CONJUNTO DE TAREAS:
a) Según el texto sobre el sistema penitenciario, ¿por qué convendría armonizar los criterios para conceder permisos penitenciarios? Respóndelo en una o dos oraciones.
b) ¿Qué hace falta, según el texto sobre el sistema penitenciario, para que alguien pueda escuchar las conversaciones entre los abogados y sus clientes?
c) Resume en dos oraciones el texto sobre el sistema penitenciario.

TEXTO DE ORIGEN:
————

Nunca estaremos más seguros que cuando hayamos atacado la raíz más importante de la delincuencia: la desigualdad social
Su mayor anhelo es la libertad, pero, aunque en teoría la justicia es igual para todos, la realidad es que quien puede pagarse un abogado tiene unas posibilidades que el que depende de uno de oficio no tiene: posibilidades de defensa, de información y hasta de seguir delinquiendo. Los abogados tienen acceso libre a sus clientes sin que, si no es con orden judicial (recordemos el caso del juez Garzón), nadie pueda escuchar sus conversaciones. Por el contrario, el recluso que dependa para su defensa de un abogado de oficio puede llegar al juicio sin haber tenido la posibilidad de hablar con él ni de haber establecido una estrategia de defensa.
Mejora del sistema penitenciario
En mi opinión, las medidas que hay que tomar para mejorar nuestro actual sistema penitenciario son de muy distinta índole. Algunas de tipo legislativo, como revisar calificación de delitos y penas; otras, dirigidas a fomentar la sustitución de penas de cárcel por servicios a la comunidad; importante también sería armonizar los criterios para la concesión de permisos penitenciarios que, bien usados, son un entrenamiento magnífico para que el recluso vaya reintegrándose a la sociedad… Un largo etcétera que, sin embargo, no serían más que parches para ir tirando hasta que, como sociedad, no seamos capaces de comprender que nunca estaremos más seguros que cuando hayamos atacado directamente la raíz más importante de la delincuencia: la desigualdad social.

————

REGISTROS PROPORCIONADOS:
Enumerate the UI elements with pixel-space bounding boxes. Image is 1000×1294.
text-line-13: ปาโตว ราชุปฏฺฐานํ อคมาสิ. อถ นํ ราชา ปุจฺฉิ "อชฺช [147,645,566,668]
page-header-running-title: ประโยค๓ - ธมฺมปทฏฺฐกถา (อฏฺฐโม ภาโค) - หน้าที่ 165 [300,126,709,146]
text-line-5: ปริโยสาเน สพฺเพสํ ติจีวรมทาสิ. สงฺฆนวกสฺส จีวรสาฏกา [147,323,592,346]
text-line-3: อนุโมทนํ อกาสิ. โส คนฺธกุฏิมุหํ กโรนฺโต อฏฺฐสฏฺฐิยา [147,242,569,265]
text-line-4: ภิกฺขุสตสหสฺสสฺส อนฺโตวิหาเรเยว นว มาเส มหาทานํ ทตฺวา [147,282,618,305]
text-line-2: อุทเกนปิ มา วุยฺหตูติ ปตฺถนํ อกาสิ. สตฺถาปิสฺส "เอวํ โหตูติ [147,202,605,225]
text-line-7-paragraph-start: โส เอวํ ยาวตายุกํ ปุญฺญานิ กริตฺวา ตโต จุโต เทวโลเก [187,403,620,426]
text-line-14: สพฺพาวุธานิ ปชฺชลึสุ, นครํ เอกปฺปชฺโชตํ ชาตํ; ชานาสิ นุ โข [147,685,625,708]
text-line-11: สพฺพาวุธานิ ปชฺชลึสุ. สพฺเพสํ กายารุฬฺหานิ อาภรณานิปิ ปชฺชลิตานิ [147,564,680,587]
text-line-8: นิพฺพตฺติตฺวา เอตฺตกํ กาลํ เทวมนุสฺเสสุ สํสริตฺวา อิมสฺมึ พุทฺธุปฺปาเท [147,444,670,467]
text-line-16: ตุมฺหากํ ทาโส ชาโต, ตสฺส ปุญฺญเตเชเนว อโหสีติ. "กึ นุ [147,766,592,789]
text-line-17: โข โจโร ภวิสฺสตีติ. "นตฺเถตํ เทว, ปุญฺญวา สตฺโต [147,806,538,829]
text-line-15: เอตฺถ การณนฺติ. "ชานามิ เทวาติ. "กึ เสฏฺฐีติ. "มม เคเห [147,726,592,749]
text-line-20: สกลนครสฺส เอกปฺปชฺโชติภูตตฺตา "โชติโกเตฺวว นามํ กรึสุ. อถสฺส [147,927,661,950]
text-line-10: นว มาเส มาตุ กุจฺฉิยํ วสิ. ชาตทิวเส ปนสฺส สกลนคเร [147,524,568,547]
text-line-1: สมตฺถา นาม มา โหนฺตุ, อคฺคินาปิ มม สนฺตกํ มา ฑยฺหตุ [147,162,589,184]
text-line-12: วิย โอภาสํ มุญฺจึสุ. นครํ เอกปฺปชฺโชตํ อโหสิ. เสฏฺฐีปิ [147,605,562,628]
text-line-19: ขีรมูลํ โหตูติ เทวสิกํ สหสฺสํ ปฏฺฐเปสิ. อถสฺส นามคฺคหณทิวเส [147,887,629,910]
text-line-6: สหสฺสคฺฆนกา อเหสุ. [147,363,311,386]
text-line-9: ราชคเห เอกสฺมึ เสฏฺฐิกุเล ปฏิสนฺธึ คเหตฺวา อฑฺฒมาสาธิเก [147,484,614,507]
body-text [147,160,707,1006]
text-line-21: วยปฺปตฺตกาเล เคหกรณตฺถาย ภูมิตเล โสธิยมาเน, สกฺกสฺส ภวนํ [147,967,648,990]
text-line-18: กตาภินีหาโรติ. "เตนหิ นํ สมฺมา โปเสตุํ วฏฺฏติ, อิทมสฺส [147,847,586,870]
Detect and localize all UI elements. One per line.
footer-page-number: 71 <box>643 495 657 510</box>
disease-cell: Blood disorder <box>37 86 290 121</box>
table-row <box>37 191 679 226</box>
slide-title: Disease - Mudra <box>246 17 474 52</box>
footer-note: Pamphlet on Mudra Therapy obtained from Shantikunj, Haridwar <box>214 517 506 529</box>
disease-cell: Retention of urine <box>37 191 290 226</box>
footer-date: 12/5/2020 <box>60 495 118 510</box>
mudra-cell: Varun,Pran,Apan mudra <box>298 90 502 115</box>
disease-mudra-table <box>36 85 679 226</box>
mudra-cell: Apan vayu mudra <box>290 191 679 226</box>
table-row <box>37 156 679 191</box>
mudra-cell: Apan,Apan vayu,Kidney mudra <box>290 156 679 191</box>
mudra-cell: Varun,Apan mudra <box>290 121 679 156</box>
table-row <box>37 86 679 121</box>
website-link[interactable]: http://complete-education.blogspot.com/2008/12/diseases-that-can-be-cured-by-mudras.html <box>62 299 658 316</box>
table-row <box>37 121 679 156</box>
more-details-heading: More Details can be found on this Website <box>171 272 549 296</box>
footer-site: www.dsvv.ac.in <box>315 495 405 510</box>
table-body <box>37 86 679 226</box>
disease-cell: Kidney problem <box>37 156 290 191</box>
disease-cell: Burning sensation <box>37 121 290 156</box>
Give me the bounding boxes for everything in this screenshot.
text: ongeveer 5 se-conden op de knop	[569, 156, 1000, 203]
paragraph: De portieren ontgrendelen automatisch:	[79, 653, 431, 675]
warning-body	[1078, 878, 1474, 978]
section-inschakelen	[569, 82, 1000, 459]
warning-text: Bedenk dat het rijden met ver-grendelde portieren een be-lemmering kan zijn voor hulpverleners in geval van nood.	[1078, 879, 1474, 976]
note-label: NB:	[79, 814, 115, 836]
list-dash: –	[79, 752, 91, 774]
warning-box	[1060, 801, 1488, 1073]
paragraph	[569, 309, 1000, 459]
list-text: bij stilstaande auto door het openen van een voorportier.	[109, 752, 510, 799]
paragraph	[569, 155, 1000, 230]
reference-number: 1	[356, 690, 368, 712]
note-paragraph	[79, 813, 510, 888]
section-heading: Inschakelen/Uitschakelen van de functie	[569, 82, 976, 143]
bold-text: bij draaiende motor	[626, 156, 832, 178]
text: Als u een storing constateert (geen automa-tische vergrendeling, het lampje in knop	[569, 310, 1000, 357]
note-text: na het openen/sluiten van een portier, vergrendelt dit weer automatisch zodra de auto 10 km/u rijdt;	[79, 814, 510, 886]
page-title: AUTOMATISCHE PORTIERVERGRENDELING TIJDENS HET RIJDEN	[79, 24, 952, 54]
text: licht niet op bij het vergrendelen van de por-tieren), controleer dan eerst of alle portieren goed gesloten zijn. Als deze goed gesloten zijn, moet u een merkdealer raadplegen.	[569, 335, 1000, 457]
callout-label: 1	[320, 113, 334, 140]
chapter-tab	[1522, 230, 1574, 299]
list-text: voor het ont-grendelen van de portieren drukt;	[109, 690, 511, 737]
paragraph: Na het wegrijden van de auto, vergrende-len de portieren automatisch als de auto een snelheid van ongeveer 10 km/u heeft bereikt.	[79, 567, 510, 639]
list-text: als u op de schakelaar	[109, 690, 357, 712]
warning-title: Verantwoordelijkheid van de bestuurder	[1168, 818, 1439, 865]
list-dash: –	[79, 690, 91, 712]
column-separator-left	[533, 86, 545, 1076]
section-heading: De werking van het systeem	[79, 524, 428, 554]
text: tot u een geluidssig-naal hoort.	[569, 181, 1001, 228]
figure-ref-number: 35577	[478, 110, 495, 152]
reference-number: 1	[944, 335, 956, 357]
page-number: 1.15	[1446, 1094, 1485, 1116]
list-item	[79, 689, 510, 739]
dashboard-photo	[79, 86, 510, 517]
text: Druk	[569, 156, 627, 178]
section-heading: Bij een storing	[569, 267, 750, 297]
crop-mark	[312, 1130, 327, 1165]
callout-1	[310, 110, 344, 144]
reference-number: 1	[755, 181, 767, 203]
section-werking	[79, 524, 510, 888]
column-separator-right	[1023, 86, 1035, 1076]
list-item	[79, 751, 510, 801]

————

EJERCICIO RESUELTO:
a) Porque esos permisos, si se usan bien, son un entrenamiento magnífico para que el recluso vaya reintegrándose a la sociedad.

b) Una orden judicial.

c) Aunque en teoría la justicia es igual para todos, quien puede pagarse un abogado tiene posibilidades de defensa e información que no tiene el recluso que depende de uno de oficio. Medidas como revisar delitos y penas, sustituir la cárcel por servicios a la comunidad o armonizar los permisos penitenciarios no serían más que parches mientras no se ataque la raíz más importante de la delincuencia, la desigualdad social.